→ Your task: Reproduce everything from "One of the biggest" down to "Italian or Chinese." in the Ritz Carlton lunch review below, keeping every word unchanged.

→ Passage:

Sunday, October 6, 2013

Hong Kong - Lunching at the Ritz Carlton

One of the biggest pluses about eating or drinking atop the 100+ storey Ritz Carlton is that the views are never the same.  And it is a stunning one no matter where you sit, no matter the weather and no matter the time of day.

Even when the clouds are so low that you can hardly see anything, it is but a different drama but dramatic nonetheless.

And on 102, there is a choice of Italian or Chinese.

Good breads on offer at Tosca are a welcome start especially the squid ink roll.

Bufala beef carpaccio, ricotta cheese cream, spring sprouts and homemade tomato jam

Grilled Octopus
Appetizers are decent enough although the centimeter thick beef carpaccio was a surprise.  Presentations were just short of stunning when compared with the view.  Produce used was superior so no real complaints there.  Pastas were only a so-so and my trio of spaghetti mounds with scampi and tomatoes were a just a tad underwhelming compared with the first course.  

Lemon tart with meringue
A citrusy sweet finish let us off with a happy enough ending and the meringue cigarettes were highly addictive.  So much so it stole the show from the tart itself.

If I could choose however, lunching at Tin Lung Heen is a little more exciting for the variety of dim sums that you can get.  Well, this is Hong Kong after all.

Baked Abalone Puffs with Minced Chicken
I haven't exhausted the menu yet but this is my favorite so far.  The abalone has a nice bite but isn't chewy and is a nice contrast to the crust which is firm but breaks down easily when in the mouth.

Baked Barbequed Buns
These are a nice alternative to traditional steamed BBQ pork buns.  A milky fragrant exterior that is fluffy with a good pork filling which was just a tad sweet for me.

Crispy roasted pork belly
Well, you can't really go wrong with this Cantonese roast staple.  TLH's version is a squatter piece which means the ratio of perfect crispy crackling to meat and fat is well, perfect.

→ Given entries:
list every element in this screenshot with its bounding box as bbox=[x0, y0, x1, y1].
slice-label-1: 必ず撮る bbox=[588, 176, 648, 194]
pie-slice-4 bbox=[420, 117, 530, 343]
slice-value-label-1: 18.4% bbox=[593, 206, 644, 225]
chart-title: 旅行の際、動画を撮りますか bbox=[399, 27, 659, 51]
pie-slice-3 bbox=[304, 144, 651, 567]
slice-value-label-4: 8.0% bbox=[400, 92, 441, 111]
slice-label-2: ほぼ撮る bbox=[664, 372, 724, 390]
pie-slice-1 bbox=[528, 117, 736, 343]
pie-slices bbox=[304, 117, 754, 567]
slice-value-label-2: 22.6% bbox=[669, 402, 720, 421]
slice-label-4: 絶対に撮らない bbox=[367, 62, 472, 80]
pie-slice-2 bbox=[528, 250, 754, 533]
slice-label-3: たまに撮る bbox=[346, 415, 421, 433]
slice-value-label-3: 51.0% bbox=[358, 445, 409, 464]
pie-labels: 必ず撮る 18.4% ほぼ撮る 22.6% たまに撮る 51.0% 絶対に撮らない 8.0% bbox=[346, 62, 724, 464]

→ Expected answer:
One of the biggest pluses about eating or drinking atop the 100+ storey Ritz Carlton is that the views are never the same.  And it is a stunning one no matter where you sit, no matter the weather and no matter the time of day.

Even when the clouds are so low that you can hardly see anything, it is but a different drama but dramatic nonetheless.

And on 102, there is a choice of Italian or Chinese.